PROBLEM DESCRIPTION – Render every line of the records below as a Markdown table with the columns Row and Line, numbering the rows in order and omitting blank lines. Leave out the pictures.

DATA SUPPLIED –
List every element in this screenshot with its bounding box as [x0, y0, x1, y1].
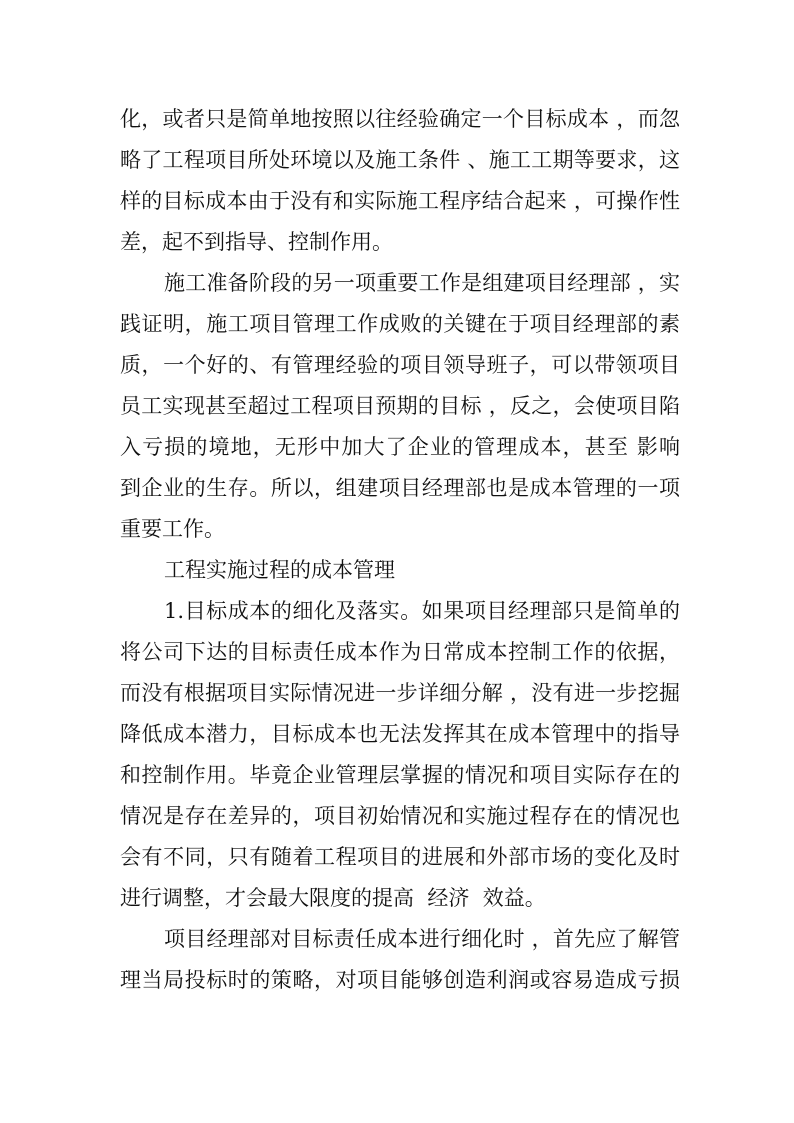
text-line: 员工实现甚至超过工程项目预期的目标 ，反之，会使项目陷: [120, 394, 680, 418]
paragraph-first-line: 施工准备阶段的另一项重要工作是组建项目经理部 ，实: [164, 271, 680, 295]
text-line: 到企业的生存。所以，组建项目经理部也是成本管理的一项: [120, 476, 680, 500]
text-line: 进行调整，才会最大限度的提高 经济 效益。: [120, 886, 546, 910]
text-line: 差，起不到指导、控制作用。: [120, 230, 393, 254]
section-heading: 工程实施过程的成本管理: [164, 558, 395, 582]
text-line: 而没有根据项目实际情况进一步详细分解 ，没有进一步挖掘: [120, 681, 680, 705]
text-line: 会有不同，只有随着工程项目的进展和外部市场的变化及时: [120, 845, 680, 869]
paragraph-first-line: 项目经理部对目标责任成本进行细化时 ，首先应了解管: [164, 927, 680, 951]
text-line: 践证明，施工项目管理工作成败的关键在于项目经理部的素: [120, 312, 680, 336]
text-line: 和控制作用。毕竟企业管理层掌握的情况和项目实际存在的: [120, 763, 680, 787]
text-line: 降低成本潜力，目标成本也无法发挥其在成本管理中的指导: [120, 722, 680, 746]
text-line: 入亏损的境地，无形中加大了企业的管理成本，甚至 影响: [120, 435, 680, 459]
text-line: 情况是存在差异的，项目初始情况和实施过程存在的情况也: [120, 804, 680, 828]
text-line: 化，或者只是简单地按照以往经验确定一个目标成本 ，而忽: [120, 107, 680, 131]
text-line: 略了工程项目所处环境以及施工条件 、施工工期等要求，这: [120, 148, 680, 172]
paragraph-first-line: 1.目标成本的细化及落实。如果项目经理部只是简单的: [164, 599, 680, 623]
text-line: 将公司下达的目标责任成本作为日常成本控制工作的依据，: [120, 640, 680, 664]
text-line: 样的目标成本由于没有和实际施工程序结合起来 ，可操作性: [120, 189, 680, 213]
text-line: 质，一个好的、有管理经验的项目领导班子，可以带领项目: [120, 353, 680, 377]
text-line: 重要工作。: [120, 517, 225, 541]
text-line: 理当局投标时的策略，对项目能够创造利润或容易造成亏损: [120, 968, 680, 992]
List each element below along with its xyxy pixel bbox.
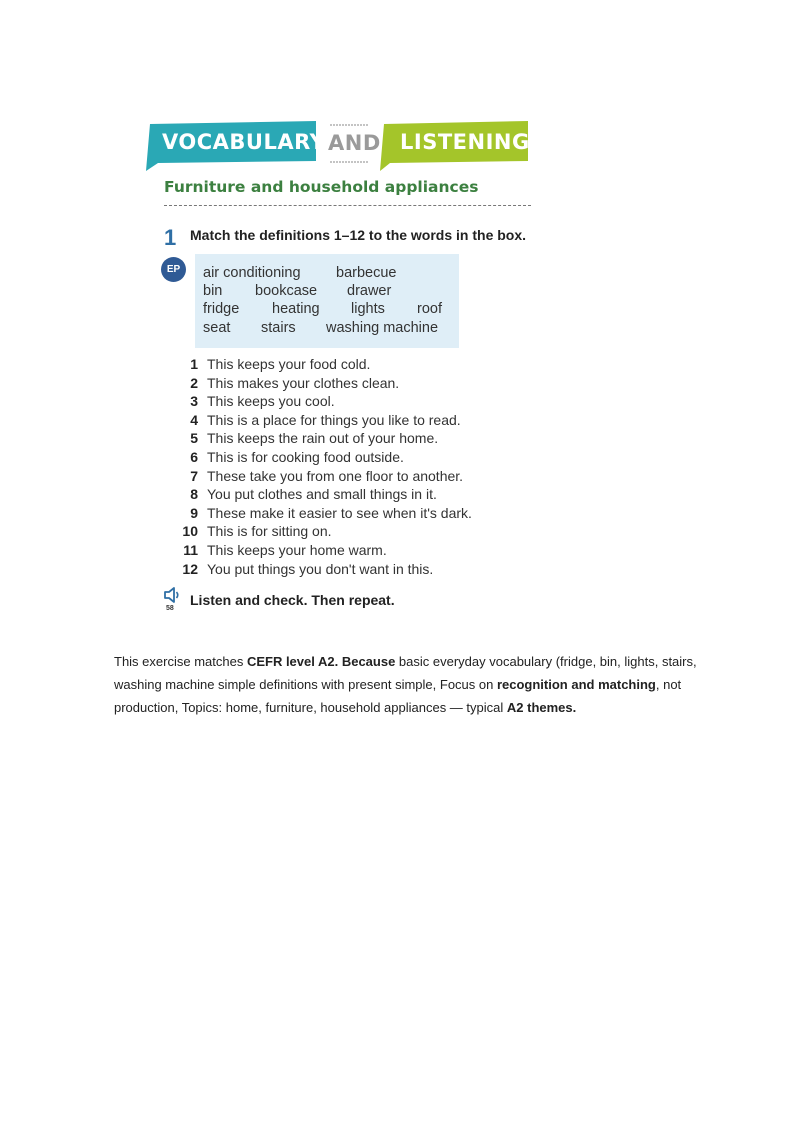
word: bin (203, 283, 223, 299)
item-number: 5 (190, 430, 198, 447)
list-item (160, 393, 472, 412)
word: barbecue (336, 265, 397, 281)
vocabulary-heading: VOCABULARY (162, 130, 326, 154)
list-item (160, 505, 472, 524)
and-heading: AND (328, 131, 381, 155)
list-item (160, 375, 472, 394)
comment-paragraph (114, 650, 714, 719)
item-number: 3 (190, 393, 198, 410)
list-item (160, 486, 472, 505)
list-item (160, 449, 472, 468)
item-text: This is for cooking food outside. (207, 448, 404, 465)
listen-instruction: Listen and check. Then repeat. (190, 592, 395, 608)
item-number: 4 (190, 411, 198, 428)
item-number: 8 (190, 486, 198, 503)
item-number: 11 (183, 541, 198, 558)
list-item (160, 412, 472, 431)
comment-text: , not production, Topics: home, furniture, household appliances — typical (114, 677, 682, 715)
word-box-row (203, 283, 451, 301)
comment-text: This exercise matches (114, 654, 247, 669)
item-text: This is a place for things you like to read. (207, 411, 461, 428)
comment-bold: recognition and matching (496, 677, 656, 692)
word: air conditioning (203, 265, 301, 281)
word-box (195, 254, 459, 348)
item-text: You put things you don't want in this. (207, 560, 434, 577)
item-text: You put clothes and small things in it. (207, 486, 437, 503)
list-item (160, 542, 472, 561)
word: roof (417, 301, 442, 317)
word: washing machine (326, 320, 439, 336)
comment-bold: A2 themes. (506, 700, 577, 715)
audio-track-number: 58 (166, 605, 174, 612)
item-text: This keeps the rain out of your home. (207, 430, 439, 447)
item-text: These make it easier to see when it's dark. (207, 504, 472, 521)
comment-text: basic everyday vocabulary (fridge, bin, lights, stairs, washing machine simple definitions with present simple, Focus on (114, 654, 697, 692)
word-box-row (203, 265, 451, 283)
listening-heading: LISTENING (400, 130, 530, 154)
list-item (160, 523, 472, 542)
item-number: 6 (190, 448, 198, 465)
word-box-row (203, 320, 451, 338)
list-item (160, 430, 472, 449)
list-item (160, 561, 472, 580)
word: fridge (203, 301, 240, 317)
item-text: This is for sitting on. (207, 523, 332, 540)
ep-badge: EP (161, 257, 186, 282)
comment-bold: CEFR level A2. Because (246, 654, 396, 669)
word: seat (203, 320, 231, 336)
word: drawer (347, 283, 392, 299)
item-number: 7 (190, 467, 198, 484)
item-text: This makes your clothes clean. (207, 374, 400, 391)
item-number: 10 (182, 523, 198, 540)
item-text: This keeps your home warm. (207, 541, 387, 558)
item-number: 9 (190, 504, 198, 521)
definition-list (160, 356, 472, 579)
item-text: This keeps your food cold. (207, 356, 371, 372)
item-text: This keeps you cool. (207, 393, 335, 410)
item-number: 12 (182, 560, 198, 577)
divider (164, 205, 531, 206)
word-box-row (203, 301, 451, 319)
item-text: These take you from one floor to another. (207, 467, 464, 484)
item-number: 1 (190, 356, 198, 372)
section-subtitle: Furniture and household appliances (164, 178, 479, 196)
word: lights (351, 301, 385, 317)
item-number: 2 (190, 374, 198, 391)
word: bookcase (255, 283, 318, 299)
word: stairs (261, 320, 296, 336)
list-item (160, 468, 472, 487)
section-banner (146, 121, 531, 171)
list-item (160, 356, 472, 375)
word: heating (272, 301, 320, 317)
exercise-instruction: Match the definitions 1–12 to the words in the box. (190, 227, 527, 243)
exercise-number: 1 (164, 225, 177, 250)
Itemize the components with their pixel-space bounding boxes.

ANSWER FOR THE TASK –
| Row | Line |
|---|---|
| 1 | List every element in this screenshot with its bounding box as [x0, y0, x1, y1]. |
| 2 | text-line: 员工实现甚至超过工程项目预期的目标 ，反之，会使项目陷: [120, 394, 680, 418] |
| 3 | paragraph-first-line: 施工准备阶段的另一项重要工作是组建项目经理部 ，实: [164, 271, 680, 295] |
| 4 | text-line: 到企业的生存。所以，组建项目经理部也是成本管理的一项: [120, 476, 680, 500] |
| 5 | text-line: 进行调整，才会最大限度的提高 经济 效益。: [120, 886, 546, 910] |
| 6 | text-line: 差，起不到指导、控制作用。: [120, 230, 393, 254] |
| 7 | section-heading: 工程实施过程的成本管理: [164, 558, 395, 582] |
| 8 | text-line: 而没有根据项目实际情况进一步详细分解 ，没有进一步挖掘: [120, 681, 680, 705] |
| 9 | text-line: 会有不同，只有随着工程项目的进展和外部市场的变化及时: [120, 845, 680, 869] |
| 10 | paragraph-first-line: 项目经理部对目标责任成本进行细化时 ，首先应了解管: [164, 927, 680, 951] |
| 11 | text-line: 践证明，施工项目管理工作成败的关键在于项目经理部的素: [120, 312, 680, 336] |
| 12 | text-line: 和控制作用。毕竟企业管理层掌握的情况和项目实际存在的: [120, 763, 680, 787] |
| 13 | text-line: 降低成本潜力，目标成本也无法发挥其在成本管理中的指导: [120, 722, 680, 746] |
| 14 | text-line: 入亏损的境地，无形中加大了企业的管理成本，甚至 影响: [120, 435, 680, 459] |
| 15 | text-line: 情况是存在差异的，项目初始情况和实施过程存在的情况也: [120, 804, 680, 828] |
| 16 | text-line: 化，或者只是简单地按照以往经验确定一个目标成本 ，而忽: [120, 107, 680, 131] |
| 17 | text-line: 略了工程项目所处环境以及施工条件 、施工工期等要求，这: [120, 148, 680, 172] |
| 18 | paragraph-first-line: 1.目标成本的细化及落实。如果项目经理部只是简单的: [164, 599, 680, 623] |
| 19 | text-line: 将公司下达的目标责任成本作为日常成本控制工作的依据，: [120, 640, 680, 664] |
| 20 | text-line: 样的目标成本由于没有和实际施工程序结合起来 ，可操作性: [120, 189, 680, 213] |
| 21 | text-line: 质，一个好的、有管理经验的项目领导班子，可以带领项目: [120, 353, 680, 377] |
| 22 | text-line: 重要工作。: [120, 517, 225, 541] |
| 23 | text-line: 理当局投标时的策略，对项目能够创造利润或容易造成亏损: [120, 968, 680, 992] |
| 24 | List each element below along with its xyxy pixel bbox. |
| 25 | word: bin (203, 283, 223, 299) |
| 26 | item-number: 5 (190, 430, 198, 447) |
| 27 | list-item (160, 393, 472, 412) |
| 28 | word: barbecue (336, 265, 397, 281) |
| 29 | vocabulary-heading: VOCABULARY (162, 130, 326, 154) |
| 30 | list-item (160, 505, 472, 524) |
| 31 | and-heading: AND (328, 131, 381, 155) |
| 32 | list-item (160, 375, 472, 394) |
| 33 | comment-paragraph (114, 650, 714, 719) |
| 34 | item-number: 3 (190, 393, 198, 410) |
| 35 | list-item (160, 486, 472, 505) |
| 36 | list-item (160, 449, 472, 468) |
| 37 | item-text: This is for cooking food outside. (207, 448, 404, 465) |
| 38 | listen-instruction: Listen and check. Then repeat. (190, 592, 395, 608) |
| 39 | item-number: 4 (190, 411, 198, 428) |
| 40 | item-number: 8 (190, 486, 198, 503) |
| 41 | item-number: 11 (183, 541, 198, 558) |
| 42 | list-item (160, 412, 472, 431) |
| 43 | comment-text: , not production, Topics: home, furniture, household appliances — typical (114, 677, 682, 715) |
| 44 | word-box-row (203, 283, 451, 301) |
| 45 | comment-text: This exercise matches (114, 654, 247, 669) |
| 46 | item-text: This is a place for things you like to read. (207, 411, 461, 428) |
| 47 | comment-bold: recognition and matching (496, 677, 656, 692) |
| 48 | word: air conditioning (203, 265, 301, 281) |
| 49 | word-box (195, 254, 459, 348) |
| 50 | item-text: You put things you don't want in this. (207, 560, 434, 577) |
| 51 | item-text: You put clothes and small things in it. (207, 486, 437, 503) |
| 52 | list-item (160, 542, 472, 561) |
| 53 | word: roof (417, 301, 442, 317) |
| 54 | word: washing machine (326, 320, 439, 336) |
| 55 | comment-bold: A2 themes. (506, 700, 577, 715) |
| 56 | audio-track-number: 58 (166, 605, 174, 612) |
| 57 | item-text: This keeps the rain out of your home. (207, 430, 439, 447) |
| 58 | item-text: These make it easier to see when it's dark. (207, 504, 472, 521) |
| 59 | comment-text: basic everyday vocabulary (fridge, bin, lights, stairs, washing machine simple definitions with present simple, Focus on (114, 654, 697, 692) |
| 60 | word-box-row (203, 265, 451, 283) |
| 61 | listening-heading: LISTENING (400, 130, 530, 154) |
| 62 | list-item (160, 523, 472, 542) |
| 63 | item-number: 6 (190, 448, 198, 465) |
| 64 | word-box-row (203, 320, 451, 338) |
| 65 | list-item (160, 430, 472, 449) |
| 66 | list-item (160, 561, 472, 580) |
| 67 | word: fridge (203, 301, 240, 317) |
| 68 | item-text: This is for sitting on. (207, 523, 332, 540) |
| 69 | ep-badge: EP (161, 257, 186, 282) |
| 70 | comment-bold: CEFR level A2. Because (246, 654, 396, 669) |
| 71 | word: seat (203, 320, 231, 336) |
| 72 | word: drawer (347, 283, 392, 299) |
| 73 | item-number: 7 (190, 467, 198, 484) |
| 74 | item-text: This makes your clothes clean. (207, 374, 400, 391) |
| 75 | item-number: 10 (182, 523, 198, 540) |
| 76 | item-text: This keeps your home warm. (207, 541, 387, 558) |
| 77 | item-number: 9 (190, 504, 198, 521) |
| 78 | definition-list (160, 356, 472, 579) |
| 79 | item-text: This keeps your food cold. (207, 356, 371, 372) |
| 80 | item-text: This keeps you cool. (207, 393, 335, 410) |
| 81 | item-number: 12 (182, 560, 198, 577) |
| 82 | divider (164, 205, 531, 206) |
| 83 | word-box-row (203, 301, 451, 319) |
| 84 | item-text: These take you from one floor to another. (207, 467, 464, 484) |
| 85 | item-number: 1 (190, 356, 198, 372) |
| 86 | section-subtitle: Furniture and household appliances (164, 178, 479, 196) |
| 87 | word: lights (351, 301, 385, 317) |
| 88 | item-number: 2 (190, 374, 198, 391) |
| 89 | word: bookcase (255, 283, 318, 299) |
| 90 | word: stairs (261, 320, 296, 336) |
| 91 | list-item (160, 468, 472, 487) |
| 92 | section-banner (146, 121, 531, 171) |
| 93 | list-item (160, 356, 472, 375) |
| 94 | word: heating (272, 301, 320, 317) |
| 95 | exercise-instruction: Match the definitions 1–12 to the words in the box. (190, 227, 527, 243) |
| 96 | exercise-number: 1 (164, 225, 177, 250) |
| 97 | Itemize the components with their pixel-space bounding boxes. |